Exercise aim -
Extract all lines that hold "hiệu" from the records below.

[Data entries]

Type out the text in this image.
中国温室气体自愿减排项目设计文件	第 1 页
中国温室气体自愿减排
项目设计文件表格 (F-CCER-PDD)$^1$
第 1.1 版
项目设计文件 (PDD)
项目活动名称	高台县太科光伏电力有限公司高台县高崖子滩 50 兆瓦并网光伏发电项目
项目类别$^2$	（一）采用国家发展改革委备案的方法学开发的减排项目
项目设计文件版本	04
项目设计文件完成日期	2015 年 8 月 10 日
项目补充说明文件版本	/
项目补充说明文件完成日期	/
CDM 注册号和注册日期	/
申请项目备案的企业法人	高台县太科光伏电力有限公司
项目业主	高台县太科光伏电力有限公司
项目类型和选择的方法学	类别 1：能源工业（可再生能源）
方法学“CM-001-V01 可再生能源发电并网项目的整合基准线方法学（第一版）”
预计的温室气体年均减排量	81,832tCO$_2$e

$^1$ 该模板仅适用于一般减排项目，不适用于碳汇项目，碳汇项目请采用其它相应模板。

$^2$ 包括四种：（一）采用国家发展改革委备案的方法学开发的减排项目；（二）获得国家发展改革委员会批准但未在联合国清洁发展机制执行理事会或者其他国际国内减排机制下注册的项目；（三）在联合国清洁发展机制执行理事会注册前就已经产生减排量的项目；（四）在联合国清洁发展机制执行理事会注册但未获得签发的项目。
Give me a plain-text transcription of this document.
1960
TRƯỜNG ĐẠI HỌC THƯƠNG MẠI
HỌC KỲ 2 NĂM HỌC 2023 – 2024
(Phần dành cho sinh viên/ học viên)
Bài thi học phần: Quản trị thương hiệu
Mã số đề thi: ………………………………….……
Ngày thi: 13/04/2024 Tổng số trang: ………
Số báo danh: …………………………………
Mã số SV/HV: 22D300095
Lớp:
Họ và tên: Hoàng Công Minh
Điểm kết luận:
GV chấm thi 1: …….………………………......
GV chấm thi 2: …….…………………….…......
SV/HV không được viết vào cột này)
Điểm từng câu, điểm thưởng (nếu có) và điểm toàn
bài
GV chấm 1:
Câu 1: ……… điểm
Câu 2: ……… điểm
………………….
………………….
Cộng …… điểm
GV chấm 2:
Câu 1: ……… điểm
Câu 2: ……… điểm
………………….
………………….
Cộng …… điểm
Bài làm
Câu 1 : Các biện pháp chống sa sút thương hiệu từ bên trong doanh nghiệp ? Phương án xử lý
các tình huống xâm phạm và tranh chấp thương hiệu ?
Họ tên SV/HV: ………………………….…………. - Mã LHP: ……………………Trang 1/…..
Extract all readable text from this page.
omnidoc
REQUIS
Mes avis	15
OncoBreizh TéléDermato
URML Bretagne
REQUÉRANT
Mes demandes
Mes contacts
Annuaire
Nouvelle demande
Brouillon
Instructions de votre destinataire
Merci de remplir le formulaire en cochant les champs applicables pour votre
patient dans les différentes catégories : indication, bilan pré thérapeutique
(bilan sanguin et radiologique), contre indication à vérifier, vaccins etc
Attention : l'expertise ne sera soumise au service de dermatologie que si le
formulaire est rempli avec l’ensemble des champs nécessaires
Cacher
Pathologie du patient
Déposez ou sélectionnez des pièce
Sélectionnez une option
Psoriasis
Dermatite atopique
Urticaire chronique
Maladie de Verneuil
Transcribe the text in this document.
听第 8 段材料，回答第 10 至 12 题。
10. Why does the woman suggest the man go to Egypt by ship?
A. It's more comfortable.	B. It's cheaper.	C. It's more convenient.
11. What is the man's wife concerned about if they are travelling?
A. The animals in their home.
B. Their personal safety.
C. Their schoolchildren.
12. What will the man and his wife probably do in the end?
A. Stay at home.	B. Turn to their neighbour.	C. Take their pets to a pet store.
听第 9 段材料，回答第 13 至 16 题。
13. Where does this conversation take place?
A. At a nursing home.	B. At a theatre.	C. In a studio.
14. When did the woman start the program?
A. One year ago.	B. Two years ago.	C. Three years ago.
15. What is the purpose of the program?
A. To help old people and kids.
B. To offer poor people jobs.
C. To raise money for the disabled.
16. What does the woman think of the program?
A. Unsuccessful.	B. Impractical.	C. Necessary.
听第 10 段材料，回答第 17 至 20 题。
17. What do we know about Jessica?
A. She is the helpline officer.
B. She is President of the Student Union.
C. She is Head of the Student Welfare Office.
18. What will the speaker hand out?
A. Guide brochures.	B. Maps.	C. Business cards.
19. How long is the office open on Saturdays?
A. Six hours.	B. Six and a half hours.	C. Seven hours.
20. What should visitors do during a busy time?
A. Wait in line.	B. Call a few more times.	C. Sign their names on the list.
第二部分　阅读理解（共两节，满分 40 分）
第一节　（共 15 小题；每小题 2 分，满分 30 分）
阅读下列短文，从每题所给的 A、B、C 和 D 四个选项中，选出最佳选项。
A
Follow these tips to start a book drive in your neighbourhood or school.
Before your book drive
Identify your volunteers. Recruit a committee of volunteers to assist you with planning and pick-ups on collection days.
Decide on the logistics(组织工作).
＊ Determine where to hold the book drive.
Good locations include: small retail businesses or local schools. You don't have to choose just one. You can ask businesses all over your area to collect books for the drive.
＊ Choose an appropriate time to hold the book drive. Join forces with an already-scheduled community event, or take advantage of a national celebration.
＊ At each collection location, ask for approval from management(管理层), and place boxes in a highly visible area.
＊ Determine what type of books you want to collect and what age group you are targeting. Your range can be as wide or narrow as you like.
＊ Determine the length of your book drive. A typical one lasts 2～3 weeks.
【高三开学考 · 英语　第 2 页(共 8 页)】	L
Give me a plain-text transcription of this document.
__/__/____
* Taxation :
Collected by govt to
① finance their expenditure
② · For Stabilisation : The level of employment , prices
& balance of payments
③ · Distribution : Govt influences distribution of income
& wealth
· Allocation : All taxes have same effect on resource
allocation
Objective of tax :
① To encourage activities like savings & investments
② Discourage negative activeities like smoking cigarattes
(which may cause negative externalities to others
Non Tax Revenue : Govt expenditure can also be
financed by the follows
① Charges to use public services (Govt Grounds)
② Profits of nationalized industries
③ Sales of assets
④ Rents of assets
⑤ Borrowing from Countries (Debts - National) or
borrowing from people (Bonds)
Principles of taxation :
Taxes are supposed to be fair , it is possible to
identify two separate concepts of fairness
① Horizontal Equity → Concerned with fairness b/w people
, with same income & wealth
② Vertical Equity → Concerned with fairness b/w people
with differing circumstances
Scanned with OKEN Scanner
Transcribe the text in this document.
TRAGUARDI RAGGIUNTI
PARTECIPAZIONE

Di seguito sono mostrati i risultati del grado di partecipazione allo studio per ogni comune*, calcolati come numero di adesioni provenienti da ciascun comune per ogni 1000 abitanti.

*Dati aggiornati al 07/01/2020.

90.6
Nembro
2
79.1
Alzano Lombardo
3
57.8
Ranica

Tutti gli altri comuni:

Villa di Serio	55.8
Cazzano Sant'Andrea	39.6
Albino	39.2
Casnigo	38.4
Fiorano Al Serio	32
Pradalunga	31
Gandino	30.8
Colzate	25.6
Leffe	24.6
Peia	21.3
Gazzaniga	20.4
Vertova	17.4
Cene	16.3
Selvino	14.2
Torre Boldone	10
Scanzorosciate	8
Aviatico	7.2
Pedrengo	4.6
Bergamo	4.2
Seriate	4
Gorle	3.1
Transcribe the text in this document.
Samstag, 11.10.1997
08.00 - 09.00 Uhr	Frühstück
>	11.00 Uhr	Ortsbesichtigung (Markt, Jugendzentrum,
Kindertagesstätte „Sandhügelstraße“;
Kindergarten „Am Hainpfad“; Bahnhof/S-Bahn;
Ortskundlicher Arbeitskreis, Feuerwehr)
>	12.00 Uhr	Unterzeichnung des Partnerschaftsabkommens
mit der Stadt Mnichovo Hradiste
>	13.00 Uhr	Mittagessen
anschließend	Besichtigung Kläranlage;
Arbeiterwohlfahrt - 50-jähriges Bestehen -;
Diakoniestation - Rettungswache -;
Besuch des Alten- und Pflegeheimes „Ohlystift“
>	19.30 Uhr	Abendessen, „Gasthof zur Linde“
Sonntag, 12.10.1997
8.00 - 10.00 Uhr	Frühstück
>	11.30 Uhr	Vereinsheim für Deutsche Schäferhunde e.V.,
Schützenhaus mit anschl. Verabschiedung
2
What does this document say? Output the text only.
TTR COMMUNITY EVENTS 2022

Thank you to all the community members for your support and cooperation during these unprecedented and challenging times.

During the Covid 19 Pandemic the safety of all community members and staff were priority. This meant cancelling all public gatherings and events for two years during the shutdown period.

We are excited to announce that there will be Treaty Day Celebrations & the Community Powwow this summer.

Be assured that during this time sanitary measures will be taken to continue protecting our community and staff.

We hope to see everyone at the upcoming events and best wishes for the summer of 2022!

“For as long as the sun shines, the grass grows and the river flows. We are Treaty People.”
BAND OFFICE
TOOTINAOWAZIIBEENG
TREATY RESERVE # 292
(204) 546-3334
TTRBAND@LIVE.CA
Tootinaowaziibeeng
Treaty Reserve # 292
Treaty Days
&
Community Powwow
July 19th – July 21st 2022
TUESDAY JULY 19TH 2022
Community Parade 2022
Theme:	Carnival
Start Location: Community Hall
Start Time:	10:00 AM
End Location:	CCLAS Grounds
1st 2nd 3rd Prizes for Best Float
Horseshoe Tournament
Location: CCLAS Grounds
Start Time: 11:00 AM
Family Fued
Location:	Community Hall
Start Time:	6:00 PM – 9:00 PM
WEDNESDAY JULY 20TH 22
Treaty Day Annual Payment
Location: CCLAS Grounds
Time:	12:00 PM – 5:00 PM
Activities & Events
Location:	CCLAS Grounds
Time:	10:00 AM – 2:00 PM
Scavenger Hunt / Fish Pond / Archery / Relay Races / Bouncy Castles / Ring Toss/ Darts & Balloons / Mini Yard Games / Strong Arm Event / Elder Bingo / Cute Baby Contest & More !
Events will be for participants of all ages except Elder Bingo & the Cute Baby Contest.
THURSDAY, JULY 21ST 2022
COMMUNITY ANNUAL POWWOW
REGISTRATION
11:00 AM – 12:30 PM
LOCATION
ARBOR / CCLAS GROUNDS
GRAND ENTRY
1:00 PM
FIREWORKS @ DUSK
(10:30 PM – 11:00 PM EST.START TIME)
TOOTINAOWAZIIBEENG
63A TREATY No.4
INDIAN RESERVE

The answer -
Bài thi học phần: Quản trị thương hiệu
Câu 1 : Các biện pháp chống sa sút thương hiệu từ bên trong doanh nghiệp ? Phương án xử lý
các tình huống xâm phạm và tranh chấp thương hiệu ?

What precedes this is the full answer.